====== EXTRAIT DU DOCUMENT
18 mars 2023
N'avoir que Dieu seul !
LIVRE DU PROPHÈTE OSÉE (6, 1-6)
Venez, retournons vers le Seigneur !
il a blessé, mais il nous guérira ;
il a frappé, mais il nous soignera.
Après deux jours, il nous rendra la vie ;
il nous relèvera le troisième jour :
alors, nous vivrons devant sa face.
Efforçons-nous de connaître le Seigneur :
son lever est aussi sûr que l’aurore ;
il nous viendra comme la pluie,
l’ondée qui arrose la terre.
– Que ferai-je de toi, Éphraïm ?
Que ferai-je de toi, Juda ?
Votre fidélité, une brume du matin,
une rosée d’aurore qui s’en va.
Voilà pourquoi j’ai frappé par mes prophètes,
donné la mort par les paroles de ma bouche :
mon jugement jaillit comme la lumière.
Je veux la fidélité, non le sacrifice,
la connaissance de Dieu plus que les holocaustes.
ÉVANGILE DE JÉSUS CHRIST SELON SAINT LUC (18, 9-14)
En ce temps-là, à l’adresse de certains qui étaient convaincus d’être justes et qui méprisaient les autres, Jésus dit la parabole que voici : « Deux hommes montèrent au Temple pour prier. L’un était pharisien, et l’autre, publicain (c’est-à-dire un collecteur d’impôts). Le pharisien se tenait debout et priait en lui-même : “Mon Dieu, je te rends grâce parce que je ne suis pas comme les autres hommes – ils sont voleurs, injustes, adultères –, ou encore comme ce publicain. Je jeûne deux fois par semaine et je verse le dixième de tout ce que je gagne.”
Le publicain, lui, se tenait à distance et n’osait même pas lever les yeux vers le ciel ; mais il se frappait la poitrine, en disant : “Mon Dieu, montre-toi favorable au pécheur que je suis !” Je vous le déclare : quand ce dernier redescendit dans sa maison, c’est lui qui était devenu un homme juste, plutôt que l’autre.
Qui s’élève sera abaissé ; qui s’abaisse sera élevé. »
============
====== DONNÉES FOURNIES
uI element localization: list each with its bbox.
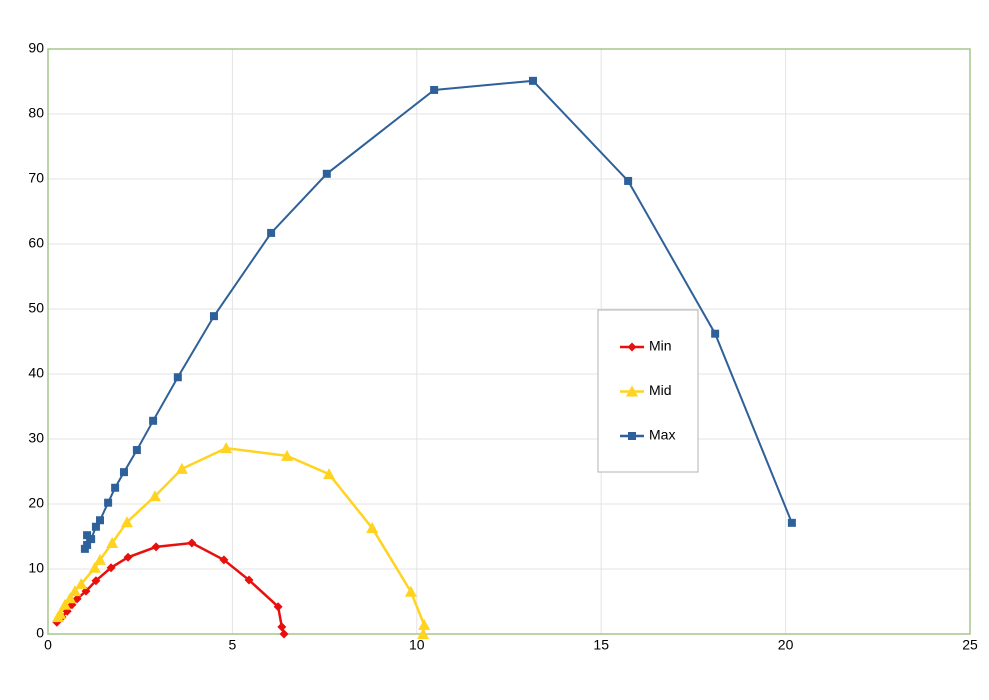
============
> [ÉTAPES DE L'EXERCICE]
(1) Dans les lectures bibliques du 18 mars 2023, combien de fois par semaine le pharisien affirme-t-il jeûner ?
(2) Poursuivez les lectures bibliques du 18 mars 2023 à partir de leur dernière phrase.

> [RÉPONSES ATTENDUES]
(1) Deux fois par semaine.

(2)
Homélie
Il s’agit d’une des paraboles les plus déconcertantes de Jésus. Un pharisien pieux et un publicain malhonnête montent au temple pour prier. Comment Dieu réagira-t-il face à deux personnes de vie morale et religieuse si opposées ? Le pharisien prie debout, en sécurité et sans crainte. Sa conscience ne l’accuse pas. Fait décisif, il n’est pas hypocrite. Ce qu’il dit est absolument vrai. Avec toute franchise, il sait qu’il a toujours respecté fidèlement la loi. Il ne s’attribue aucun mérite à lui-même : il remercie tout à Dieu. Qui d’autre serait plus juste que cet homme ?
Le publicain, à son tour, se retire dans un coin. Il ne se sent pas à l’aise dans ce lieu saint. Il n’est pas chez lui. Il n’ose même pas lever les yeux. Il frappe sa poitrine et reconnaît ses limites. Il ne promet rien. Différemment de l’histoire de Zachée, par exemple, le publicain ne cogite ni quitter son emploi ni rendre ce qu’il avait volé. Il ne peut pas changer sa vie. Il n’a qu’à s’abandonner à la miséricorde divine. Personne ne peut être à sa place. Il est seul. Et tout cela, c’est sa faute.
Bien sûr, on dirait naturellement que Dieu ne peut pas approuver sa conduite. Soudain, Jésus conclut sa parabole par une déclaration surprenante : Je vous le déclare : quand ce dernier [le publicain] redescendit dans sa maison, c’est lui qui était devenu un homme juste, plutôt que l’autre, [le pharisien]. Les auditeurs sont sans doute bouleversés. Qu’est-ce que Jésus vient de raconter ? Est-il fou ? Comment peut-il parler d’un Dieu qui ne reconnaît pas le pieux et accorde sa grâce au pécheur ? Est-ce qu’on a bien entendu ? Est-ce qu’en fins de compte, ce qu’il raconte, c’est que le décisif n’est ni la religion ni la morale, mais seulement la miséricorde de Dieu ?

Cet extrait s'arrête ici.